Can you transcribe every entry word for word, skipping the images?

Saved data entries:
—————

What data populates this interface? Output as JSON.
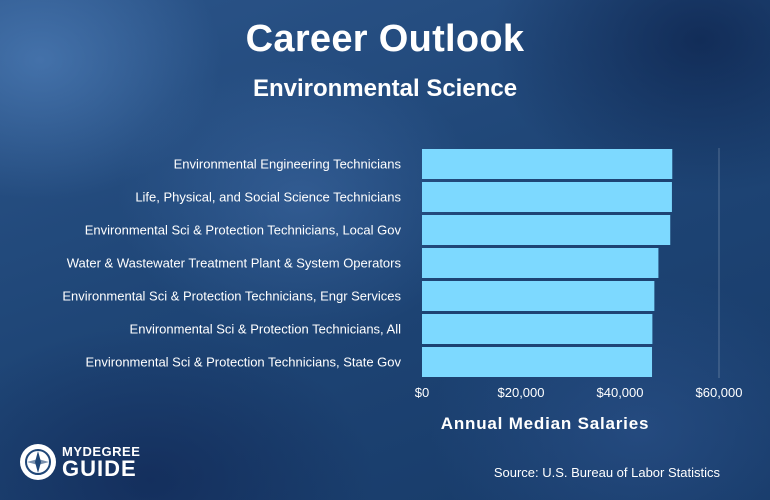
{
  "header": {
    "title": "Career Outlook",
    "subtitle": "Environmental Science"
  },
  "chart_data": {
    "type": "bar",
    "orientation": "horizontal",
    "categories": [
      "Environmental Engineering Technicians",
      "Life, Physical, and Social Science Technicians",
      "Environmental Sci & Protection Technicians, Local Gov",
      "Water & Wastewater Treatment Plant & System Operators",
      "Environmental Sci & Protection Technicians, Engr Services",
      "Environmental Sci & Protection Technicians, All",
      "Environmental Sci & Protection Technicians, State Gov"
    ],
    "values": [
      50560,
      50490,
      50150,
      47760,
      46940,
      46540,
      46470
    ],
    "xlabel": "Annual Median Salaries",
    "xlim": [
      0,
      60000
    ],
    "xticks": [
      0,
      20000,
      40000,
      60000
    ],
    "xtick_labels": [
      "$0",
      "$20,000",
      "$40,000",
      "$60,000"
    ],
    "bar_color": "#7dd9ff",
    "grid": false
  },
  "footer": {
    "source": "Source: U.S. Bureau of Labor Statistics",
    "logo_top": "MYDEGREE",
    "logo_bottom": "GUIDE"
  }
}
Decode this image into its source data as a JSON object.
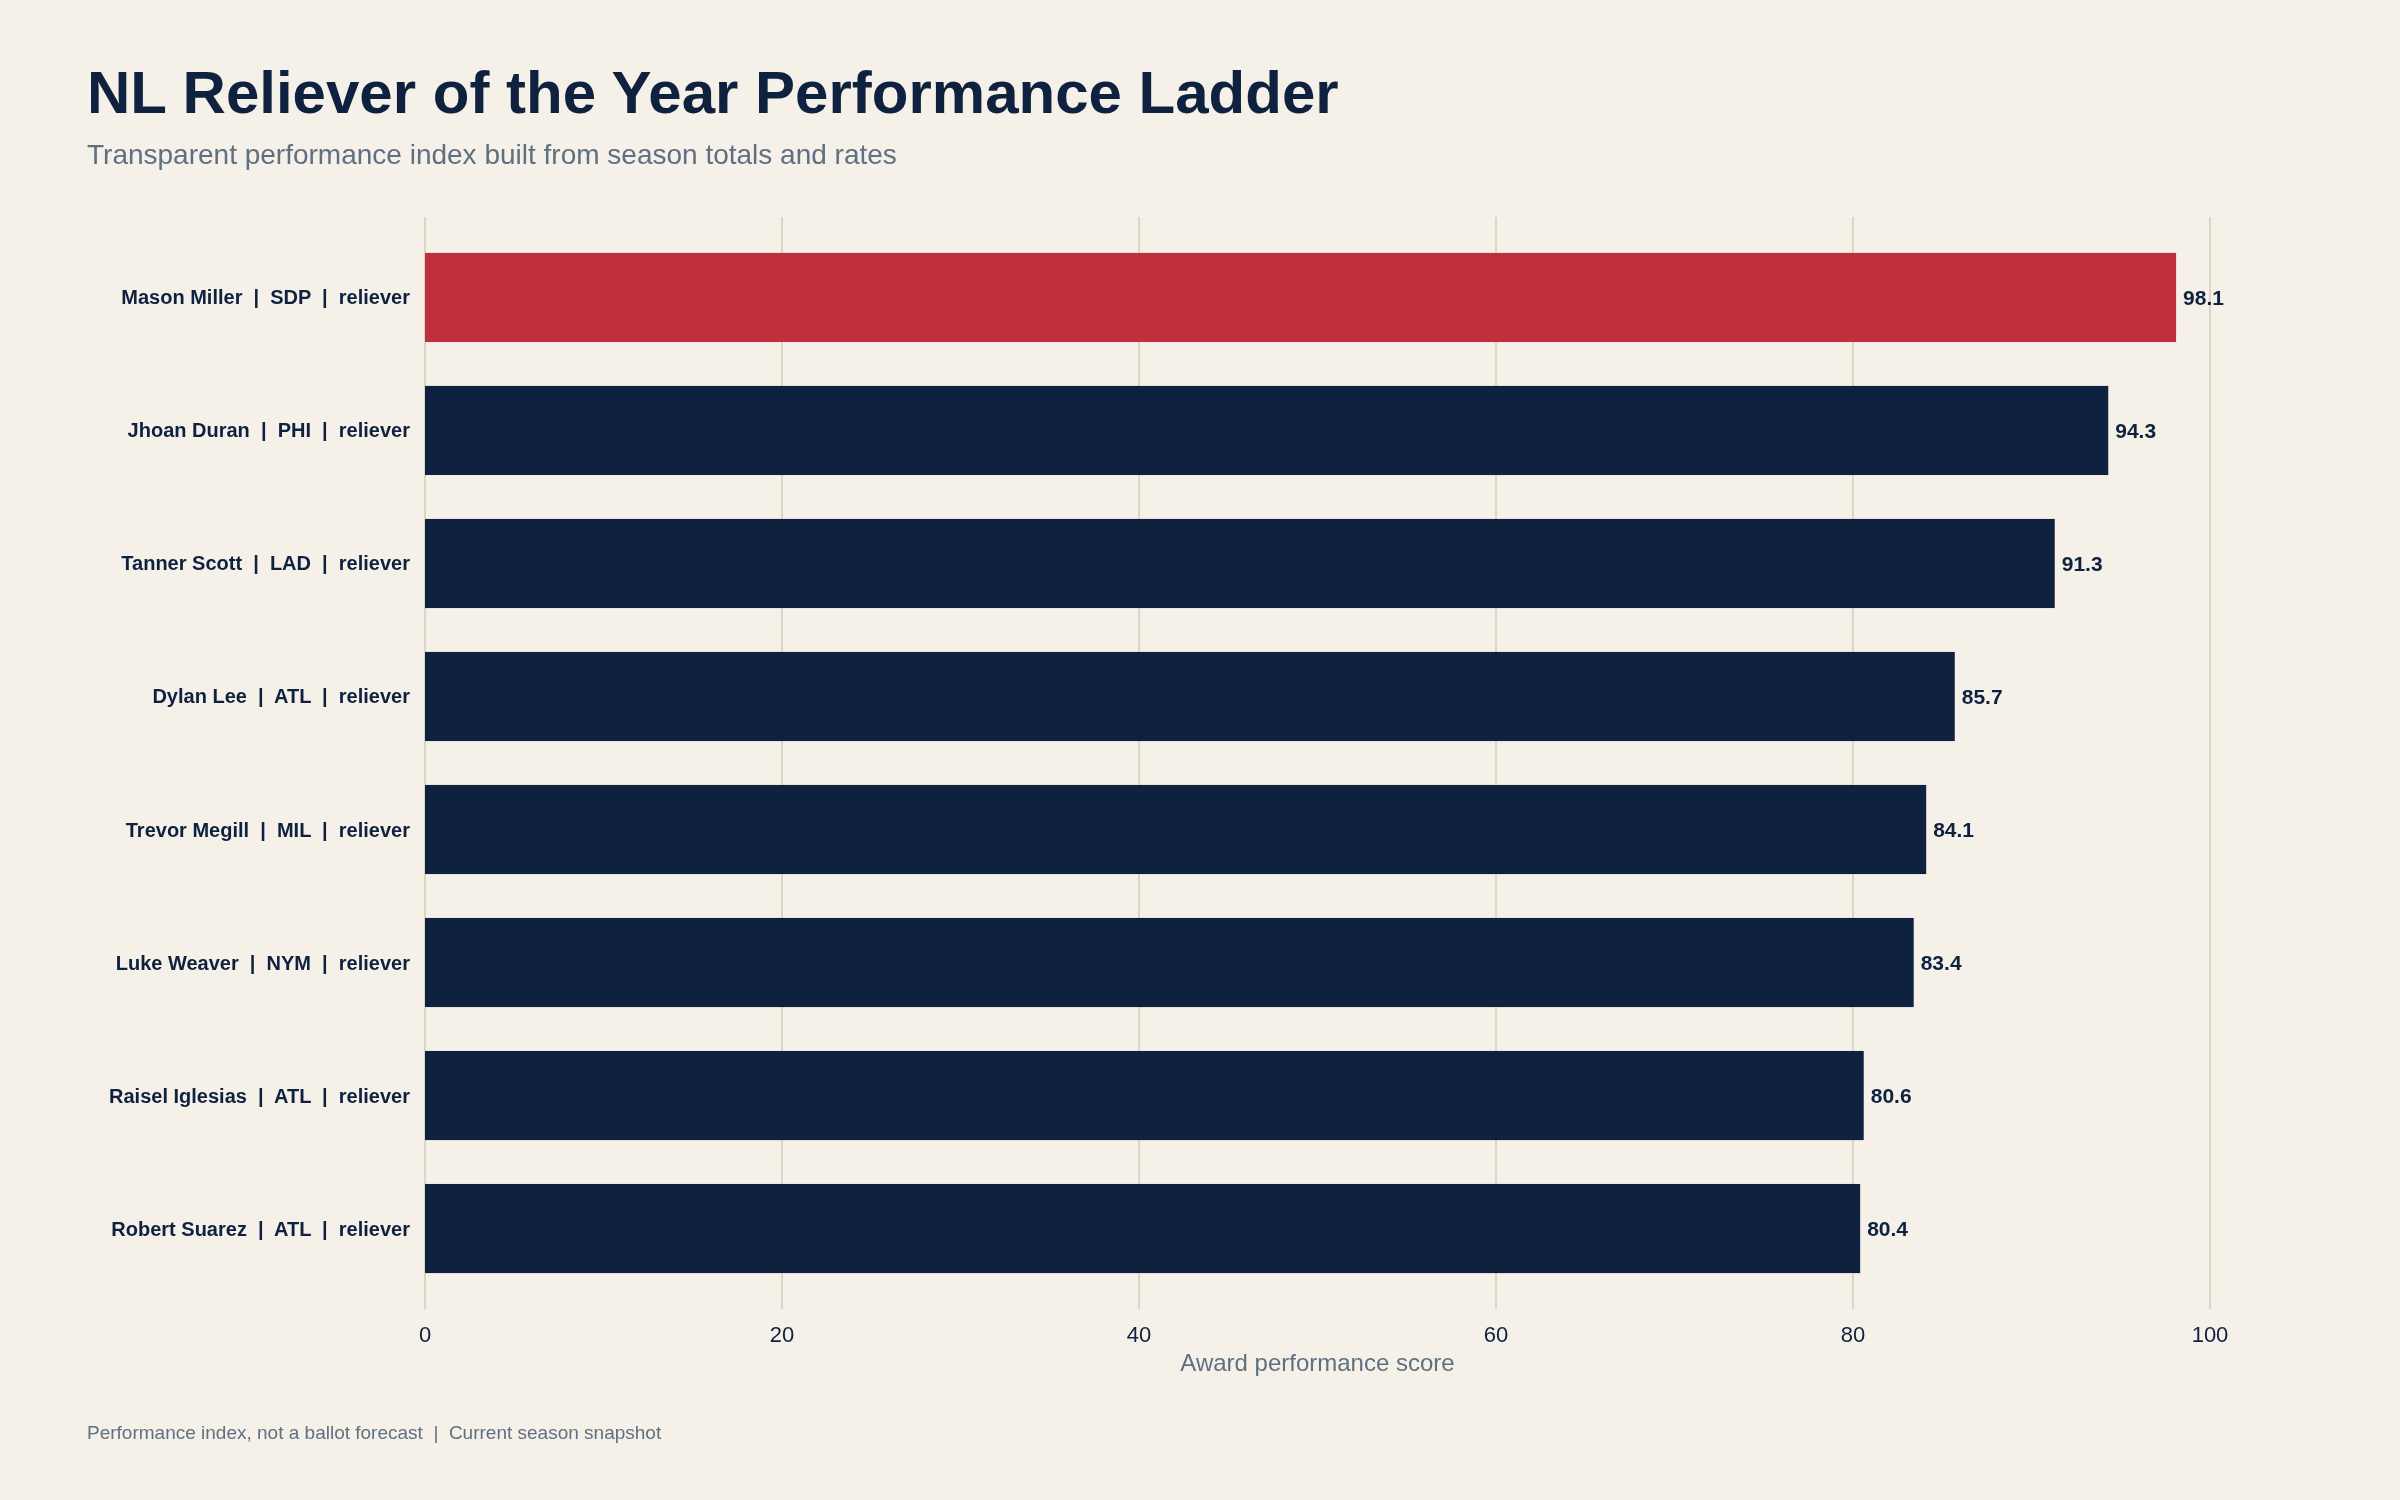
{
  "chart_data": {
    "type": "bar",
    "orientation": "horizontal",
    "title": "NL Reliever of the Year Performance Ladder",
    "subtitle": "Transparent performance index built from season totals and rates",
    "xlabel": "Award performance score",
    "categories": [
      "Mason Miller  |  SDP  |  reliever",
      "Jhoan Duran  |  PHI  |  reliever",
      "Tanner Scott  |  LAD  |  reliever",
      "Dylan Lee  |  ATL  |  reliever",
      "Trevor Megill  |  MIL  |  reliever",
      "Luke Weaver  |  NYM  |  reliever",
      "Raisel Iglesias  |  ATL  |  reliever",
      "Robert Suarez  |  ATL  |  reliever"
    ],
    "values": [
      98.1,
      94.3,
      91.3,
      85.7,
      84.1,
      83.4,
      80.6,
      80.4
    ],
    "colors": [
      "#bf303c",
      "#0e2240",
      "#0e2240",
      "#0e2240",
      "#0e2240",
      "#0e2240",
      "#0e2240",
      "#0e2240"
    ],
    "xlim": [
      0,
      100
    ],
    "xticks": [
      0,
      20,
      40,
      60,
      80,
      100
    ],
    "grid": "x",
    "data_labels": true,
    "annotations": [
      "Performance index, not a ballot forecast  |  Current season snapshot"
    ]
  }
}
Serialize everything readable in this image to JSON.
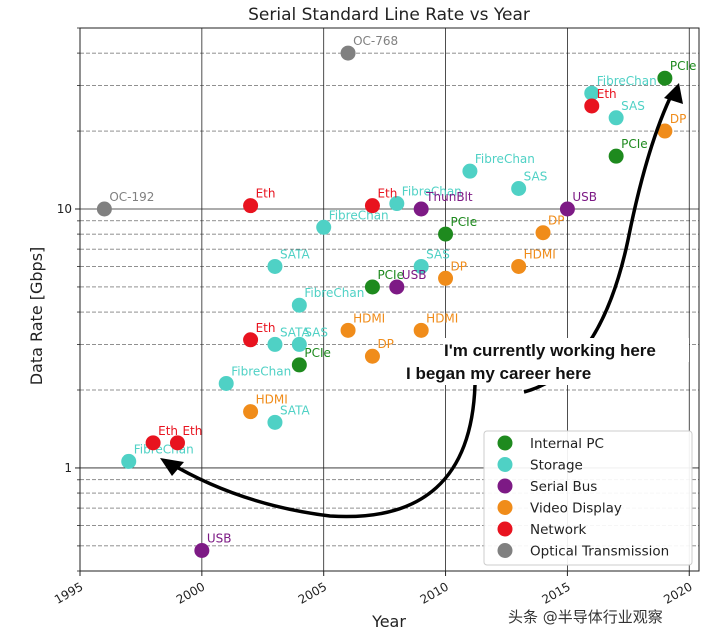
{
  "chart_data": {
    "type": "scatter",
    "title": "Serial Standard Line Rate vs Year",
    "xlabel": "Year",
    "ylabel": "Data Rate [Gbps]",
    "xlim": [
      1995,
      2020.4
    ],
    "ylim": [
      0.4,
      50
    ],
    "yscale": "log",
    "grid": true,
    "legend_position": "bottom-right",
    "x_ticks": [
      "1995",
      "2000",
      "2005",
      "2010",
      "2015",
      "2020"
    ],
    "y_ticks": [
      "1",
      "10"
    ],
    "colors": {
      "Internal PC": "#1e8a1e",
      "Storage": "#4fd1c5",
      "Serial Bus": "#7d1a85",
      "Video Display": "#f08c1a",
      "Network": "#e8131f",
      "Optical Transmission": "#808080"
    },
    "series": [
      {
        "name": "Internal PC",
        "points": [
          {
            "x": 2004,
            "y": 2.5,
            "label": "PCIe"
          },
          {
            "x": 2007,
            "y": 5.0,
            "label": "PCIe"
          },
          {
            "x": 2010,
            "y": 8.0,
            "label": "PCIe"
          },
          {
            "x": 2017,
            "y": 16.0,
            "label": "PCIe"
          },
          {
            "x": 2019,
            "y": 32.0,
            "label": "PCIe"
          }
        ]
      },
      {
        "name": "Storage",
        "points": [
          {
            "x": 1997,
            "y": 1.06,
            "label": "FibreChan"
          },
          {
            "x": 2001,
            "y": 2.12,
            "label": "FibreChan"
          },
          {
            "x": 2003,
            "y": 1.5,
            "label": "SATA"
          },
          {
            "x": 2003,
            "y": 3.0,
            "label": "SATA"
          },
          {
            "x": 2003,
            "y": 6.0,
            "label": "SATA"
          },
          {
            "x": 2004,
            "y": 3.0,
            "label": "SAS"
          },
          {
            "x": 2004,
            "y": 4.25,
            "label": "FibreChan"
          },
          {
            "x": 2005,
            "y": 8.5,
            "label": "FibreChan"
          },
          {
            "x": 2008,
            "y": 10.5,
            "label": "FibreChan"
          },
          {
            "x": 2009,
            "y": 6.0,
            "label": "SAS"
          },
          {
            "x": 2011,
            "y": 14.0,
            "label": "FibreChan"
          },
          {
            "x": 2013,
            "y": 12.0,
            "label": "SAS"
          },
          {
            "x": 2016,
            "y": 28.0,
            "label": "FibreChan"
          },
          {
            "x": 2017,
            "y": 22.5,
            "label": "SAS"
          }
        ]
      },
      {
        "name": "Serial Bus",
        "points": [
          {
            "x": 2000,
            "y": 0.48,
            "label": "USB"
          },
          {
            "x": 2008,
            "y": 5.0,
            "label": "USB"
          },
          {
            "x": 2009,
            "y": 10.0,
            "label": "ThunBlt"
          },
          {
            "x": 2015,
            "y": 10.0,
            "label": "USB"
          }
        ]
      },
      {
        "name": "Video Display",
        "points": [
          {
            "x": 2002,
            "y": 1.65,
            "label": "HDMI"
          },
          {
            "x": 2006,
            "y": 3.4,
            "label": "HDMI"
          },
          {
            "x": 2007,
            "y": 2.7,
            "label": "DP"
          },
          {
            "x": 2009,
            "y": 3.4,
            "label": "HDMI"
          },
          {
            "x": 2010,
            "y": 5.4,
            "label": "DP"
          },
          {
            "x": 2013,
            "y": 6.0,
            "label": "HDMI"
          },
          {
            "x": 2014,
            "y": 8.1,
            "label": "DP"
          },
          {
            "x": 2019,
            "y": 20.0,
            "label": "DP"
          }
        ]
      },
      {
        "name": "Network",
        "points": [
          {
            "x": 1998,
            "y": 1.25,
            "label": "Eth"
          },
          {
            "x": 1999,
            "y": 1.25,
            "label": "Eth"
          },
          {
            "x": 2002,
            "y": 3.125,
            "label": "Eth"
          },
          {
            "x": 2002,
            "y": 10.3,
            "label": "Eth"
          },
          {
            "x": 2007,
            "y": 10.3,
            "label": "Eth"
          },
          {
            "x": 2016,
            "y": 25.0,
            "label": "Eth"
          }
        ]
      },
      {
        "name": "Optical Transmission",
        "points": [
          {
            "x": 1996,
            "y": 10.0,
            "label": "OC-192"
          },
          {
            "x": 2006,
            "y": 40.0,
            "label": "OC-768"
          }
        ]
      }
    ],
    "annotations": [
      "I'm currently working here",
      "I began my career here"
    ]
  },
  "watermark": "头条 @半导体行业观察"
}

—————

# Final answer
What data populates this interface? Output as JSON.
{
  "header": {
    "title": "Career Outlook",
    "subtitle": "Environmental Science"
  },
  "chart_data": {
    "type": "bar",
    "orientation": "horizontal",
    "categories": [
      "Environmental Engineering Technicians",
      "Life, Physical, and Social Science Technicians",
      "Environmental Sci & Protection Technicians, Local Gov",
      "Water & Wastewater Treatment Plant & System Operators",
      "Environmental Sci & Protection Technicians, Engr Services",
      "Environmental Sci & Protection Technicians, All",
      "Environmental Sci & Protection Technicians, State Gov"
    ],
    "values": [
      50560,
      50490,
      50150,
      47760,
      46940,
      46540,
      46470
    ],
    "xlabel": "Annual Median Salaries",
    "xlim": [
      0,
      60000
    ],
    "xticks": [
      0,
      20000,
      40000,
      60000
    ],
    "xtick_labels": [
      "$0",
      "$20,000",
      "$40,000",
      "$60,000"
    ],
    "bar_color": "#7dd9ff",
    "grid": false
  },
  "footer": {
    "source": "Source: U.S. Bureau of Labor Statistics",
    "logo_top": "MYDEGREE",
    "logo_bottom": "GUIDE"
  }
}
Decode this image into its source data as a JSON object.
{
  "chart_data": {
    "type": "bar",
    "orientation": "horizontal",
    "title": "NL Reliever of the Year Performance Ladder",
    "subtitle": "Transparent performance index built from season totals and rates",
    "xlabel": "Award performance score",
    "categories": [
      "Mason Miller  |  SDP  |  reliever",
      "Jhoan Duran  |  PHI  |  reliever",
      "Tanner Scott  |  LAD  |  reliever",
      "Dylan Lee  |  ATL  |  reliever",
      "Trevor Megill  |  MIL  |  reliever",
      "Luke Weaver  |  NYM  |  reliever",
      "Raisel Iglesias  |  ATL  |  reliever",
      "Robert Suarez  |  ATL  |  reliever"
    ],
    "values": [
      98.1,
      94.3,
      91.3,
      85.7,
      84.1,
      83.4,
      80.6,
      80.4
    ],
    "colors": [
      "#bf303c",
      "#0e2240",
      "#0e2240",
      "#0e2240",
      "#0e2240",
      "#0e2240",
      "#0e2240",
      "#0e2240"
    ],
    "xlim": [
      0,
      100
    ],
    "xticks": [
      0,
      20,
      40,
      60,
      80,
      100
    ],
    "grid": "x",
    "data_labels": true,
    "annotations": [
      "Performance index, not a ballot forecast  |  Current season snapshot"
    ]
  }
}
Serialize everything readable in this image to JSON.
{
  "chart_data": {
    "type": "scatter",
    "title": "Serial Standard Line Rate vs Year",
    "xlabel": "Year",
    "ylabel": "Data Rate [Gbps]",
    "xlim": [
      1995,
      2020.4
    ],
    "ylim": [
      0.4,
      50
    ],
    "yscale": "log",
    "grid": true,
    "legend_position": "bottom-right",
    "x_ticks": [
      "1995",
      "2000",
      "2005",
      "2010",
      "2015",
      "2020"
    ],
    "y_ticks": [
      "1",
      "10"
    ],
    "colors": {
      "Internal PC": "#1e8a1e",
      "Storage": "#4fd1c5",
      "Serial Bus": "#7d1a85",
      "Video Display": "#f08c1a",
      "Network": "#e8131f",
      "Optical Transmission": "#808080"
    },
    "series": [
      {
        "name": "Internal PC",
        "points": [
          {
            "x": 2004,
            "y": 2.5,
            "label": "PCIe"
          },
          {
            "x": 2007,
            "y": 5.0,
            "label": "PCIe"
          },
          {
            "x": 2010,
            "y": 8.0,
            "label": "PCIe"
          },
          {
            "x": 2017,
            "y": 16.0,
            "label": "PCIe"
          },
          {
            "x": 2019,
            "y": 32.0,
            "label": "PCIe"
          }
        ]
      },
      {
        "name": "Storage",
        "points": [
          {
            "x": 1997,
            "y": 1.06,
            "label": "FibreChan"
          },
          {
            "x": 2001,
            "y": 2.12,
            "label": "FibreChan"
          },
          {
            "x": 2003,
            "y": 1.5,
            "label": "SATA"
          },
          {
            "x": 2003,
            "y": 3.0,
            "label": "SATA"
          },
          {
            "x": 2003,
            "y": 6.0,
            "label": "SATA"
          },
          {
            "x": 2004,
            "y": 3.0,
            "label": "SAS"
          },
          {
            "x": 2004,
            "y": 4.25,
            "label": "FibreChan"
          },
          {
            "x": 2005,
            "y": 8.5,
            "label": "FibreChan"
          },
          {
            "x": 2008,
            "y": 10.5,
            "label": "FibreChan"
          },
          {
            "x": 2009,
            "y": 6.0,
            "label": "SAS"
          },
          {
            "x": 2011,
            "y": 14.0,
            "label": "FibreChan"
          },
          {
            "x": 2013,
            "y": 12.0,
            "label": "SAS"
          },
          {
            "x": 2016,
            "y": 28.0,
            "label": "FibreChan"
          },
          {
            "x": 2017,
            "y": 22.5,
            "label": "SAS"
          }
        ]
      },
      {
        "name": "Serial Bus",
        "points": [
          {
            "x": 2000,
            "y": 0.48,
            "label": "USB"
          },
          {
            "x": 2008,
            "y": 5.0,
            "label": "USB"
          },
          {
            "x": 2009,
            "y": 10.0,
            "label": "ThunBlt"
          },
          {
            "x": 2015,
            "y": 10.0,
            "label": "USB"
          }
        ]
      },
      {
        "name": "Video Display",
        "points": [
          {
            "x": 2002,
            "y": 1.65,
            "label": "HDMI"
          },
          {
            "x": 2006,
            "y": 3.4,
            "label": "HDMI"
          },
          {
            "x": 2007,
            "y": 2.7,
            "label": "DP"
          },
          {
            "x": 2009,
            "y": 3.4,
            "label": "HDMI"
          },
          {
            "x": 2010,
            "y": 5.4,
            "label": "DP"
          },
          {
            "x": 2013,
            "y": 6.0,
            "label": "HDMI"
          },
          {
            "x": 2014,
            "y": 8.1,
            "label": "DP"
          },
          {
            "x": 2019,
            "y": 20.0,
            "label": "DP"
          }
        ]
      },
      {
        "name": "Network",
        "points": [
          {
            "x": 1998,
            "y": 1.25,
            "label": "Eth"
          },
          {
            "x": 1999,
            "y": 1.25,
            "label": "Eth"
          },
          {
            "x": 2002,
            "y": 3.125,
            "label": "Eth"
          },
          {
            "x": 2002,
            "y": 10.3,
            "label": "Eth"
          },
          {
            "x": 2007,
            "y": 10.3,
            "label": "Eth"
          },
          {
            "x": 2016,
            "y": 25.0,
            "label": "Eth"
          }
        ]
      },
      {
        "name": "Optical Transmission",
        "points": [
          {
            "x": 1996,
            "y": 10.0,
            "label": "OC-192"
          },
          {
            "x": 2006,
            "y": 40.0,
            "label": "OC-768"
          }
        ]
      }
    ],
    "annotations": [
      "I'm currently working here",
      "I began my career here"
    ]
  },
  "watermark": "头条 @半导体行业观察"
}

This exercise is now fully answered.